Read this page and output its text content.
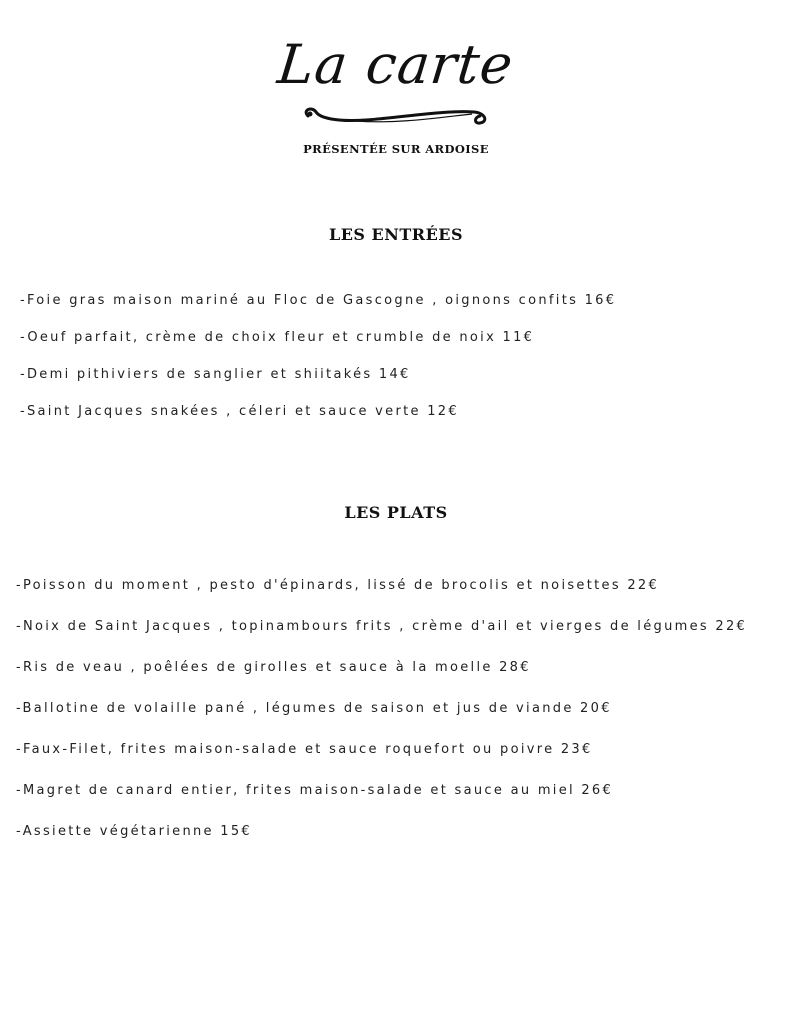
La carte
PRÉSENTÉE SUR ARDOISE
LES ENTRÉES
-Foie gras maison mariné au Floc de Gascogne , oignons confits 16€
-Oeuf parfait, crème de choix fleur et crumble de noix 11€
-Demi pithiviers de sanglier et shiitakés 14€
-Saint Jacques snakées , céleri et sauce verte 12€
LES PLATS
-Poisson du moment , pesto d'épinards, lissé de brocolis et noisettes 22€
-Noix de Saint Jacques , topinambours frits , crème d'ail et vierges de légumes 22€
-Ris de veau , poêlées de girolles et sauce à la moelle 28€
-Ballotine de volaille pané , légumes de saison et jus de viande 20€
-Faux-Filet, frites maison-salade et sauce roquefort ou poivre 23€
-Magret de canard entier, frites maison-salade et sauce au miel 26€
-Assiette végétarienne 15€
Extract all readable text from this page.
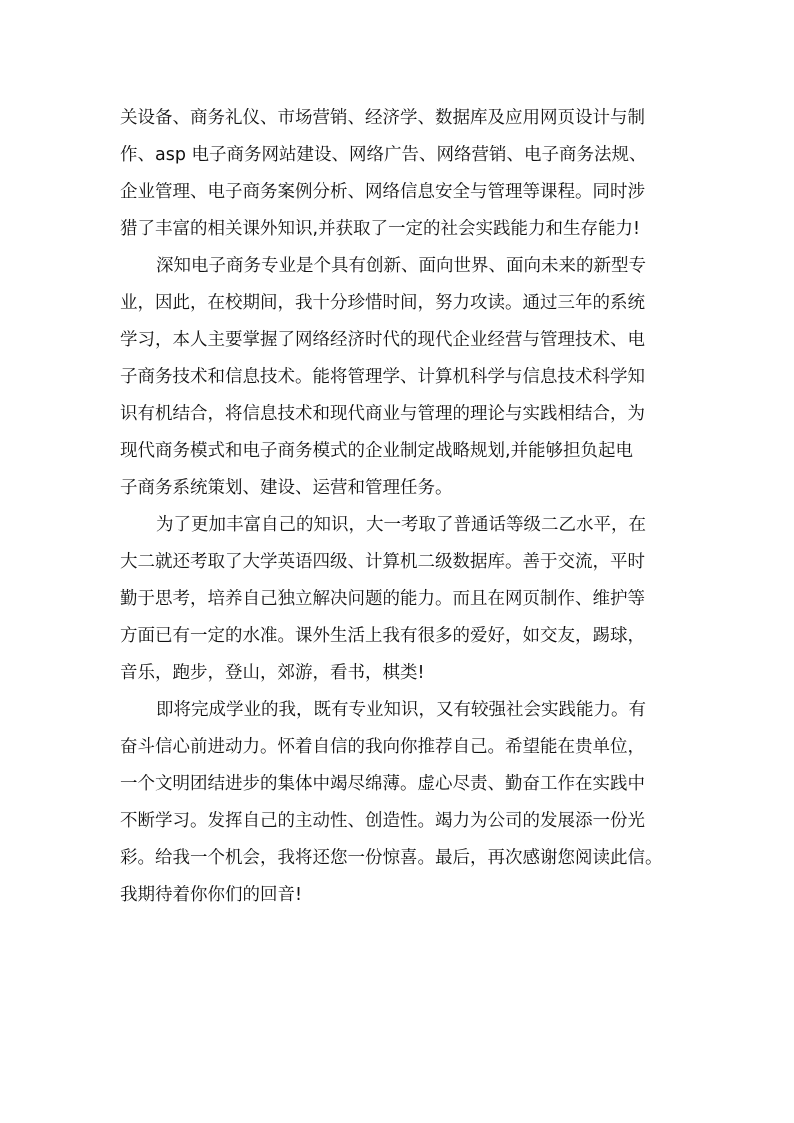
关设备、商务礼仪、市场营销、经济学、数据库及应用网页设计与制
作、asp 电子商务网站建设、网络广告、网络营销、电子商务法规、
企业管理、电子商务案例分析、网络信息安全与管理等课程。同时涉
猎了丰富的相关课外知识,并获取了一定的社会实践能力和生存能力!
深知电子商务专业是个具有创新、面向世界、面向未来的新型专
业，因此，在校期间，我十分珍惜时间，努力攻读。通过三年的系统
学习，本人主要掌握了网络经济时代的现代企业经营与管理技术、电
子商务技术和信息技术。能将管理学、计算机科学与信息技术科学知
识有机结合，将信息技术和现代商业与管理的理论与实践相结合，为
现代商务模式和电子商务模式的企业制定战略规划,并能够担负起电
子商务系统策划、建设、运营和管理任务。
为了更加丰富自己的知识，大一考取了普通话等级二乙水平，在
大二就还考取了大学英语四级、计算机二级数据库。善于交流，平时
勤于思考，培养自己独立解决问题的能力。而且在网页制作、维护等
方面已有一定的水准。课外生活上我有很多的爱好，如交友，踢球，
音乐，跑步，登山，郊游，看书，棋类!
即将完成学业的我，既有专业知识，又有较强社会实践能力。有
奋斗信心前进动力。怀着自信的我向你推荐自己。希望能在贵单位，
一个文明团结进步的集体中竭尽绵薄。虚心尽责、勤奋工作在实践中
不断学习。发挥自己的主动性、创造性。竭力为公司的发展添一份光
彩。给我一个机会，我将还您一份惊喜。最后，再次感谢您阅读此信。
我期待着你你们的回音!
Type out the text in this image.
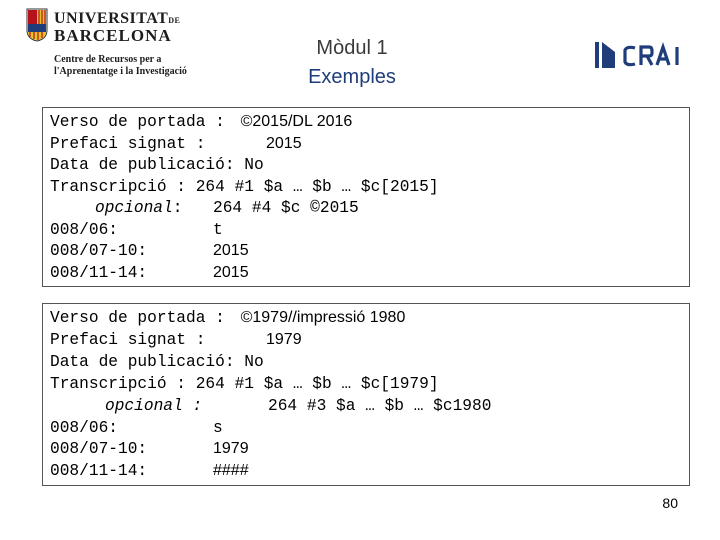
UNIVERSITATDE
BARCELONA
Centre de Recursos per a
l'Aprenentatge i la Investigació
Mòdul 1
Exemples
Verso de portada : ©2015/DL 2016
Prefaci signat : 2015
Data de publicació: No
Transcripció : 264 #1 $a … $b … $c[2015]
opcional: 264 #4 $c ©2015
008/06:	t
008/07-10:	2015
008/11-14:	2015
Verso de portada : ©1979//impressió 1980
Prefaci signat : 1979
Data de publicació: No
Transcripció : 264 #1 $a … $b … $c[1979]
opcional :	264 #3 $a … $b … $c1980
008/06:	s
008/07-10:	1979
008/11-14:	####
80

* * * * * * * * *

■ **Directions for this task**
Scan the listing above. Gather each line that contains the word "Verso".

■ **Written response**
Verso de portada : ©2015/DL 2016
Verso de portada : ©1979//impressió 1980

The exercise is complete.